[START OF Data records]

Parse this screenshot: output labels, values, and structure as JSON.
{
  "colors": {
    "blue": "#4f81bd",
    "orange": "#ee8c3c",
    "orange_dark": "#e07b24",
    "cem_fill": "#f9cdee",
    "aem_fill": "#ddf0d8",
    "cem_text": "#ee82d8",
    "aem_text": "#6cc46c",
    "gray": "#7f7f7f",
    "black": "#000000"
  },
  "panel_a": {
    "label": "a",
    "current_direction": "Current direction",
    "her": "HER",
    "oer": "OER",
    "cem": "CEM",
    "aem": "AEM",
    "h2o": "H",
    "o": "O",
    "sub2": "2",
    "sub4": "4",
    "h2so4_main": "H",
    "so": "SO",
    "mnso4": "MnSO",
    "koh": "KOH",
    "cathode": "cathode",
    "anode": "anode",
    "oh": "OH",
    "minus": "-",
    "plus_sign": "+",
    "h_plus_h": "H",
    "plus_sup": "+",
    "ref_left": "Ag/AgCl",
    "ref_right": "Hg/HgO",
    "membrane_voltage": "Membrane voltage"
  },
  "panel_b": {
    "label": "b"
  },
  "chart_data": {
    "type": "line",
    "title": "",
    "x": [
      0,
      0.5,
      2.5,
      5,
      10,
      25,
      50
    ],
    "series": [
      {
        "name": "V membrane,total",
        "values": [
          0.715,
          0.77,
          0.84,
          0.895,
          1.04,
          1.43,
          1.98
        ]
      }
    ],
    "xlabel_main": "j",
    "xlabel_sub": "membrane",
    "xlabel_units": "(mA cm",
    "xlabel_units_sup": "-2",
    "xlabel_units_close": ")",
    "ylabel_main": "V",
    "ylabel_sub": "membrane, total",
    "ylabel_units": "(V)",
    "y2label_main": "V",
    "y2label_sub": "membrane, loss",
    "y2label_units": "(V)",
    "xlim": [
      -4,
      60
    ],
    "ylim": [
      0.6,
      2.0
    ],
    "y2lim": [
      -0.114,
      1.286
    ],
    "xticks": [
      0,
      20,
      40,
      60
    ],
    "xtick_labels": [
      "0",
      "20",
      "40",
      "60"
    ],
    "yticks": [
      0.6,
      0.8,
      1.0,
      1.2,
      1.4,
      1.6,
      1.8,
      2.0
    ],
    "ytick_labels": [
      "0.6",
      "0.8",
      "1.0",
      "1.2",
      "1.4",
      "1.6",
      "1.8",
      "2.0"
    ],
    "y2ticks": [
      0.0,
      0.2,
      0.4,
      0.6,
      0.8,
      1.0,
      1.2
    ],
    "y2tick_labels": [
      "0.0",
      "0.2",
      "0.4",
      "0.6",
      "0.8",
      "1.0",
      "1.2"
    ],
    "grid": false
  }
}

[END OF Data records]

- _Exercise task_
Reproduce each entry exactly, leaving out nothing.

- _Task response_
Parse this screenshot: output labels, values, and structure as JSON.
{
  "colors": {
    "blue": "#4f81bd",
    "orange": "#ee8c3c",
    "orange_dark": "#e07b24",
    "cem_fill": "#f9cdee",
    "aem_fill": "#ddf0d8",
    "cem_text": "#ee82d8",
    "aem_text": "#6cc46c",
    "gray": "#7f7f7f",
    "black": "#000000"
  },
  "panel_a": {
    "label": "a",
    "current_direction": "Current direction",
    "her": "HER",
    "oer": "OER",
    "cem": "CEM",
    "aem": "AEM",
    "h2o": "H",
    "o": "O",
    "sub2": "2",
    "sub4": "4",
    "h2so4_main": "H",
    "so": "SO",
    "mnso4": "MnSO",
    "koh": "KOH",
    "cathode": "cathode",
    "anode": "anode",
    "oh": "OH",
    "minus": "-",
    "plus_sign": "+",
    "h_plus_h": "H",
    "plus_sup": "+",
    "ref_left": "Ag/AgCl",
    "ref_right": "Hg/HgO",
    "membrane_voltage": "Membrane voltage"
  },
  "panel_b": {
    "label": "b"
  },
  "chart_data": {
    "type": "line",
    "title": "",
    "x": [
      0,
      0.5,
      2.5,
      5,
      10,
      25,
      50
    ],
    "series": [
      {
        "name": "V membrane,total",
        "values": [
          0.715,
          0.77,
          0.84,
          0.895,
          1.04,
          1.43,
          1.98
        ]
      }
    ],
    "xlabel_main": "j",
    "xlabel_sub": "membrane",
    "xlabel_units": "(mA cm",
    "xlabel_units_sup": "-2",
    "xlabel_units_close": ")",
    "ylabel_main": "V",
    "ylabel_sub": "membrane, total",
    "ylabel_units": "(V)",
    "y2label_main": "V",
    "y2label_sub": "membrane, loss",
    "y2label_units": "(V)",
    "xlim": [
      -4,
      60
    ],
    "ylim": [
      0.6,
      2.0
    ],
    "y2lim": [
      -0.114,
      1.286
    ],
    "xticks": [
      0,
      20,
      40,
      60
    ],
    "xtick_labels": [
      "0",
      "20",
      "40",
      "60"
    ],
    "yticks": [
      0.6,
      0.8,
      1.0,
      1.2,
      1.4,
      1.6,
      1.8,
      2.0
    ],
    "ytick_labels": [
      "0.6",
      "0.8",
      "1.0",
      "1.2",
      "1.4",
      "1.6",
      "1.8",
      "2.0"
    ],
    "y2ticks": [
      0.0,
      0.2,
      0.4,
      0.6,
      0.8,
      1.0,
      1.2
    ],
    "y2tick_labels": [
      "0.0",
      "0.2",
      "0.4",
      "0.6",
      "0.8",
      "1.0",
      "1.2"
    ],
    "grid": false
  }
}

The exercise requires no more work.